What number of lines hold the word "this"? State that number and nothing besides.

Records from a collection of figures
★ ★ ★
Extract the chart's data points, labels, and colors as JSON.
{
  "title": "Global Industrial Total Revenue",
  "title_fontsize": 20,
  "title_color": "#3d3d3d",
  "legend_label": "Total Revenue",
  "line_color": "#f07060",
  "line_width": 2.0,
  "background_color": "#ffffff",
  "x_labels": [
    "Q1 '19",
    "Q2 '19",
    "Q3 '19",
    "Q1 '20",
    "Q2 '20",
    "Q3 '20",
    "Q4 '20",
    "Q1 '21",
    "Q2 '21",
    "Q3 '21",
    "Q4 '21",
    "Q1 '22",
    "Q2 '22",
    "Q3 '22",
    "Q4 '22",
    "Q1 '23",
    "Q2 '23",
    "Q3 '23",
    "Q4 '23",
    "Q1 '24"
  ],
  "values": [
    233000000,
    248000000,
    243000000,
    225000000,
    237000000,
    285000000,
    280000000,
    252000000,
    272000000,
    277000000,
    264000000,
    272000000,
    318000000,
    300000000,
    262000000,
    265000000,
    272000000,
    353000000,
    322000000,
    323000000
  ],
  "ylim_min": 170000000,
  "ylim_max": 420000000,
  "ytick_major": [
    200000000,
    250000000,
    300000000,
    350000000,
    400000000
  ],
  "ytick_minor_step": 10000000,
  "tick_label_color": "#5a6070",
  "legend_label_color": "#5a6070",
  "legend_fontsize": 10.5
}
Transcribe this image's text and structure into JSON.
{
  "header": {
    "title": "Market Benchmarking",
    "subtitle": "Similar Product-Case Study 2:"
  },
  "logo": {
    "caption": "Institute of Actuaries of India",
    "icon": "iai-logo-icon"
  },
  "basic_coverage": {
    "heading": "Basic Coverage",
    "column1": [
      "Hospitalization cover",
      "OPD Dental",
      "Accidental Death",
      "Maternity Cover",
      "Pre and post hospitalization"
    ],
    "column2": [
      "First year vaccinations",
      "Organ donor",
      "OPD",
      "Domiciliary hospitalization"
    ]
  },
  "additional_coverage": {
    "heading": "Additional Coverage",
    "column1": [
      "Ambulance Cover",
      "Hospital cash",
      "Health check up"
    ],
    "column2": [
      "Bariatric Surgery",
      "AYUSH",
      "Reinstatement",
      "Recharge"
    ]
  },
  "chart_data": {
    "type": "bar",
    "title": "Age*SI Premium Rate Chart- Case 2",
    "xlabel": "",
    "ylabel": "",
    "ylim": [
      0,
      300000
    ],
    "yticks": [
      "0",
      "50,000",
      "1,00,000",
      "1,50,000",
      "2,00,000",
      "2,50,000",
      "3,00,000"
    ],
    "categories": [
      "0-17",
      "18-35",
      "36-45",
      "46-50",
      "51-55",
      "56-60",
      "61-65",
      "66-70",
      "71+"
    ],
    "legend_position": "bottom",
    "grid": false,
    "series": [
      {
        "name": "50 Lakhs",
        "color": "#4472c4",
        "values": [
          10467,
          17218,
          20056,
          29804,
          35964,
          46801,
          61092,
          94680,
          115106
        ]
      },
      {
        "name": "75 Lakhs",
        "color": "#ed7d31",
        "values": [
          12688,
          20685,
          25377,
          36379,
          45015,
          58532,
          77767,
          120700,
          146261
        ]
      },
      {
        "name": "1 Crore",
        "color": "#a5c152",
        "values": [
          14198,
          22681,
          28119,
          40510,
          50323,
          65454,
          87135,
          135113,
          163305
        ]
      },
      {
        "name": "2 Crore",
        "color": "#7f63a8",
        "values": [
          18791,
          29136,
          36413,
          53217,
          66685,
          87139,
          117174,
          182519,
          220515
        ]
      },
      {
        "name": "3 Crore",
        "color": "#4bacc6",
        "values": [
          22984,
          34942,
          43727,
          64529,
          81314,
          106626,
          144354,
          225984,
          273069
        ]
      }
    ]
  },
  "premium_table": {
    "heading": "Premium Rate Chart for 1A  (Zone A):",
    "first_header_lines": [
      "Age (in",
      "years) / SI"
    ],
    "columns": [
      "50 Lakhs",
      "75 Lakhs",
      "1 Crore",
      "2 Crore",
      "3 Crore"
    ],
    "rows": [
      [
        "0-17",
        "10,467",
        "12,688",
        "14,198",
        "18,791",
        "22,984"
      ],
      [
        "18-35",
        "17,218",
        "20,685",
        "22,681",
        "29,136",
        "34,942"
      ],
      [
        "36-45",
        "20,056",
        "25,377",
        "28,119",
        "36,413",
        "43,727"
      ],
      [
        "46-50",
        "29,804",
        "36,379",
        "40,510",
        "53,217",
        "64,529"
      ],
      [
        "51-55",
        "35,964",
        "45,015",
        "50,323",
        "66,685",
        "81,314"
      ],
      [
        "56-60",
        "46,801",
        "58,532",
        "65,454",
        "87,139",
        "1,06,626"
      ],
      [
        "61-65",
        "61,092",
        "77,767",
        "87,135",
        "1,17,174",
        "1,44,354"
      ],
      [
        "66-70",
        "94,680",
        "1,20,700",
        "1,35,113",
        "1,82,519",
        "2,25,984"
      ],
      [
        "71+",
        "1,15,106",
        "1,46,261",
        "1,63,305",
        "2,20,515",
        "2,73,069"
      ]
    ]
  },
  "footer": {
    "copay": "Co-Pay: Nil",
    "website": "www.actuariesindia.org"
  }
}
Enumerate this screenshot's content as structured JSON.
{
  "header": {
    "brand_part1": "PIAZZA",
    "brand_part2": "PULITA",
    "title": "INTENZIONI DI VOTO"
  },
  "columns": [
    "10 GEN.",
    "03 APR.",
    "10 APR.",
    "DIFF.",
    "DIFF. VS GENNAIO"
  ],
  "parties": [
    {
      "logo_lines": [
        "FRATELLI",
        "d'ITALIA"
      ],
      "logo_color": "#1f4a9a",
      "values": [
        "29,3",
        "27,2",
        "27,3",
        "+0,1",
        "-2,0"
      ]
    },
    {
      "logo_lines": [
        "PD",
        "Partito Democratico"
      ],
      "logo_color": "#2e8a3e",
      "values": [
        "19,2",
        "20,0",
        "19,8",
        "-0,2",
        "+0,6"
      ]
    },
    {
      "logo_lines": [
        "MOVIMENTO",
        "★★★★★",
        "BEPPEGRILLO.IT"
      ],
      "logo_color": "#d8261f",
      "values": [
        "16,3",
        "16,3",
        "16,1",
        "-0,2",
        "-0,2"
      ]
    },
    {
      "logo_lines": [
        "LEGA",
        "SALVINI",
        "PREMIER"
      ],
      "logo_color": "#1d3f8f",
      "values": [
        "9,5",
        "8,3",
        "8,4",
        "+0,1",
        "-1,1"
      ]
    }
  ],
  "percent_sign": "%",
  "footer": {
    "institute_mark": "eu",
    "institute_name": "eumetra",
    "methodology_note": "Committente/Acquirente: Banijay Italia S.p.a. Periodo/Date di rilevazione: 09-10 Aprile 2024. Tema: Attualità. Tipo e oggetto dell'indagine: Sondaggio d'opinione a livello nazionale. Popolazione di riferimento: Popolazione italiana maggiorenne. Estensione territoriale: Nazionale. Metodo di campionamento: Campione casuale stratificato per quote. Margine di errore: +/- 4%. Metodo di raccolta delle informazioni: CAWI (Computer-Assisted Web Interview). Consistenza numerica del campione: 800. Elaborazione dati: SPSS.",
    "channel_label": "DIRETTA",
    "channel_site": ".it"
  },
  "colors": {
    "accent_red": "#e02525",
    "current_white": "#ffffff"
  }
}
★ ★ ★
THE COMPLETED TASK:
2